— Start Data for this exercise —

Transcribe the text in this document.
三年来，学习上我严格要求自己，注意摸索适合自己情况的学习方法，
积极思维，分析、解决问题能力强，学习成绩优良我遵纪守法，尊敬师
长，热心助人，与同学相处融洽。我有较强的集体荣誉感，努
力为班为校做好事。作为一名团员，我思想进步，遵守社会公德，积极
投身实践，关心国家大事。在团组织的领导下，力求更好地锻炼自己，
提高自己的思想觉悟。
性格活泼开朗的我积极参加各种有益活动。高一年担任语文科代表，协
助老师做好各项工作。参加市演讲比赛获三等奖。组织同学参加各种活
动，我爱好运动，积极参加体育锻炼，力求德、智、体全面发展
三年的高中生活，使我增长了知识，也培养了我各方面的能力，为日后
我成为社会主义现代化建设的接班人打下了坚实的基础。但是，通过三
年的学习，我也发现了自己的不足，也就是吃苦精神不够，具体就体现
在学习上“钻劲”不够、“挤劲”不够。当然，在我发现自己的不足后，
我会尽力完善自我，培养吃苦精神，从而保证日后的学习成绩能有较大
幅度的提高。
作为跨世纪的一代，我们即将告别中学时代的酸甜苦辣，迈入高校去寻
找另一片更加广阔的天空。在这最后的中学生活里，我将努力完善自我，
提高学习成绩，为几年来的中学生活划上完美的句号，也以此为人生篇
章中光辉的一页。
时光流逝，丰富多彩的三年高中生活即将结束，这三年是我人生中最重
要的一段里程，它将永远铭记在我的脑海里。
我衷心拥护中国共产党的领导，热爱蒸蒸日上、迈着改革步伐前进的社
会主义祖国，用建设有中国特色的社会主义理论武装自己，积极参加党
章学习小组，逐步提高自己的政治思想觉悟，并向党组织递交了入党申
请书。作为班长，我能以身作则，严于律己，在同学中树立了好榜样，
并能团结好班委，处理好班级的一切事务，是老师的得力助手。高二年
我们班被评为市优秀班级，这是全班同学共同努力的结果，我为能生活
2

— End Data for this exercise —

Written problem –
Word for word, quote all of the data above.

Reply –
Transcribe the text in this document.
三年来，学习上我严格要求自己，注意摸索适合自己情况的学习方法，
积极思维，分析、解决问题能力强，学习成绩优良我遵纪守法，尊敬师
长，热心助人，与同学相处融洽。我有较强的集体荣誉感，努
力为班为校做好事。作为一名团员，我思想进步，遵守社会公德，积极
投身实践，关心国家大事。在团组织的领导下，力求更好地锻炼自己，
提高自己的思想觉悟。
性格活泼开朗的我积极参加各种有益活动。高一年担任语文科代表，协
助老师做好各项工作。参加市演讲比赛获三等奖。组织同学参加各种活
动，我爱好运动，积极参加体育锻炼，力求德、智、体全面发展
三年的高中生活，使我增长了知识，也培养了我各方面的能力，为日后
我成为社会主义现代化建设的接班人打下了坚实的基础。但是，通过三
年的学习，我也发现了自己的不足，也就是吃苦精神不够，具体就体现
在学习上“钻劲”不够、“挤劲”不够。当然，在我发现自己的不足后，
我会尽力完善自我，培养吃苦精神，从而保证日后的学习成绩能有较大
幅度的提高。
作为跨世纪的一代，我们即将告别中学时代的酸甜苦辣，迈入高校去寻
找另一片更加广阔的天空。在这最后的中学生活里，我将努力完善自我，
提高学习成绩，为几年来的中学生活划上完美的句号，也以此为人生篇
章中光辉的一页。
时光流逝，丰富多彩的三年高中生活即将结束，这三年是我人生中最重
要的一段里程，它将永远铭记在我的脑海里。
我衷心拥护中国共产党的领导，热爱蒸蒸日上、迈着改革步伐前进的社
会主义祖国，用建设有中国特色的社会主义理论武装自己，积极参加党
章学习小组，逐步提高自己的政治思想觉悟，并向党组织递交了入党申
请书。作为班长，我能以身作则，严于律己，在同学中树立了好榜样，
并能团结好班委，处理好班级的一切事务，是老师的得力助手。高二年
我们班被评为市优秀班级，这是全班同学共同努力的结果，我为能生活
2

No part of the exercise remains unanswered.